> [Written problem]:
Find the lines that contain the word "loan" and copy each one.

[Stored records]

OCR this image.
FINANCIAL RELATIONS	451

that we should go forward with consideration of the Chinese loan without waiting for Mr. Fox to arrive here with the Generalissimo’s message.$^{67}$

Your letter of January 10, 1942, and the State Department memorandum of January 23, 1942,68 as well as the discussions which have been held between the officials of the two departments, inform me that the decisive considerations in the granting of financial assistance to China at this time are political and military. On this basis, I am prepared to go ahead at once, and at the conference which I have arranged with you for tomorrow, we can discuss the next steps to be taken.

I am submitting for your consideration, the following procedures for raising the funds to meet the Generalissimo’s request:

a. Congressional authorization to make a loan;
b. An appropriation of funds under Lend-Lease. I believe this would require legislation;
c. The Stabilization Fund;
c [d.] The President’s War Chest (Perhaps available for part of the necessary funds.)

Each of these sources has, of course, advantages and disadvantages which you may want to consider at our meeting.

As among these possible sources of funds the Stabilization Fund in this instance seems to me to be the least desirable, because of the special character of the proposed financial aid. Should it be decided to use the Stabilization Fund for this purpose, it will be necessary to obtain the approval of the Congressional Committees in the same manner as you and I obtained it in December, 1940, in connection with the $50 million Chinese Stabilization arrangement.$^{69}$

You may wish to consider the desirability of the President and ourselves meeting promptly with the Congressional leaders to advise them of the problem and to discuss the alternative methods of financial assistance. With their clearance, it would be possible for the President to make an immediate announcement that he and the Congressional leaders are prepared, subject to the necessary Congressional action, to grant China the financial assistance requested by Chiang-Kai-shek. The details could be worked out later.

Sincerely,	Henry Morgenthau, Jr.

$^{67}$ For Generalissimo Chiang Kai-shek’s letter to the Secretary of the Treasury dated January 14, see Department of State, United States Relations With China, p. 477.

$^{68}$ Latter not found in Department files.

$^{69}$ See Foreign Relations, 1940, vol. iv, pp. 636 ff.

==

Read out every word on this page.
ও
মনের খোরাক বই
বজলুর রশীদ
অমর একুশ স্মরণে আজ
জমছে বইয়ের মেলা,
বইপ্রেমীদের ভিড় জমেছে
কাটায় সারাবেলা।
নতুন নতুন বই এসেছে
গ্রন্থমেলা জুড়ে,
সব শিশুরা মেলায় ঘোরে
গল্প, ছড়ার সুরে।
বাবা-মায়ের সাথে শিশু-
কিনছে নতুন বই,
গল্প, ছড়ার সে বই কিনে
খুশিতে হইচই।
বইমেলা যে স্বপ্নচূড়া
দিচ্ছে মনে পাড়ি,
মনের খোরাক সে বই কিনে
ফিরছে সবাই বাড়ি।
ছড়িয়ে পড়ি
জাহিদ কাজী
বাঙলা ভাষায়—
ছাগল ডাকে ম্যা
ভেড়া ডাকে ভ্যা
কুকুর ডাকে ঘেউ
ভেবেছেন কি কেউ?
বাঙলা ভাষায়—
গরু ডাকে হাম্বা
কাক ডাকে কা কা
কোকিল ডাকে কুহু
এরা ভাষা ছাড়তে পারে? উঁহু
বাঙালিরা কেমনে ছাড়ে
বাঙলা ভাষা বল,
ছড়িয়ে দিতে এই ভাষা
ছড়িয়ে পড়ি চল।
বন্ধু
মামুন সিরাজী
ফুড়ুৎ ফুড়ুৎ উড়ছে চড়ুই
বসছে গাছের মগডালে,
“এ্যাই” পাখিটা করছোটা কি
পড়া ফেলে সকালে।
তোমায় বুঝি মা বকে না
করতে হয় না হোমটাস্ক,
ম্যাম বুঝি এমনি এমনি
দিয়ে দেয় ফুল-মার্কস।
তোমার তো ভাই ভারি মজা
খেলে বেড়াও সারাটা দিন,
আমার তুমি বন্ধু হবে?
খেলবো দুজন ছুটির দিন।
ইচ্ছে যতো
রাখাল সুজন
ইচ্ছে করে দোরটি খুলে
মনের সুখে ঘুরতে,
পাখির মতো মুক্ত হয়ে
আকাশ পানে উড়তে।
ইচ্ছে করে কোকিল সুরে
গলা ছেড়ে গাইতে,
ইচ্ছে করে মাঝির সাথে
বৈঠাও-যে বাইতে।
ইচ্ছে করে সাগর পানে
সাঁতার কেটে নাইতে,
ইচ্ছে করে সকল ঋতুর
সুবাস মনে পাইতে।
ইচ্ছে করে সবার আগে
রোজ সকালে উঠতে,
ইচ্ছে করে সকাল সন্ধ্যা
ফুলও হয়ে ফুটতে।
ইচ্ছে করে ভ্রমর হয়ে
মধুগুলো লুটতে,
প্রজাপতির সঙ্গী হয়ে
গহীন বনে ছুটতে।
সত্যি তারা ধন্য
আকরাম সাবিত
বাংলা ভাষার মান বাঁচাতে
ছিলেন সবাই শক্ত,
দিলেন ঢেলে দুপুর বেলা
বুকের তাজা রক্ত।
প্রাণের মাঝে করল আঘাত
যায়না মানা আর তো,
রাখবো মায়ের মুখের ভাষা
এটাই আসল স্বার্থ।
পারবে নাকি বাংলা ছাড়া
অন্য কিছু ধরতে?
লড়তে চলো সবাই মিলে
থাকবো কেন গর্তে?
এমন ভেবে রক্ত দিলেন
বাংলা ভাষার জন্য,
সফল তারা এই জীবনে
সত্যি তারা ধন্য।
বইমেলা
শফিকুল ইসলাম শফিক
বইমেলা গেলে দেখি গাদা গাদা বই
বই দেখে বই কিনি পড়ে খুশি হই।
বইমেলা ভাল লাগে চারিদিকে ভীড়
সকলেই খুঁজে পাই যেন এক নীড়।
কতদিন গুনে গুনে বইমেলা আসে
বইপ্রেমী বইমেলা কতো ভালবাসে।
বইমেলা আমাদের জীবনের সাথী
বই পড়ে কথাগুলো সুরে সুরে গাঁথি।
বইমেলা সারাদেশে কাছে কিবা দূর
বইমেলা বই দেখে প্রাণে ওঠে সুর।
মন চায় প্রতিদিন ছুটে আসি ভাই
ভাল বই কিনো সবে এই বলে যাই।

> [Task output]:
that we should go forward with consideration of the Chinese loan without waiting for Mr. Fox to arrive here with the Generalissimo’s message.$^{67}$
a. Congressional authorization to make a loan;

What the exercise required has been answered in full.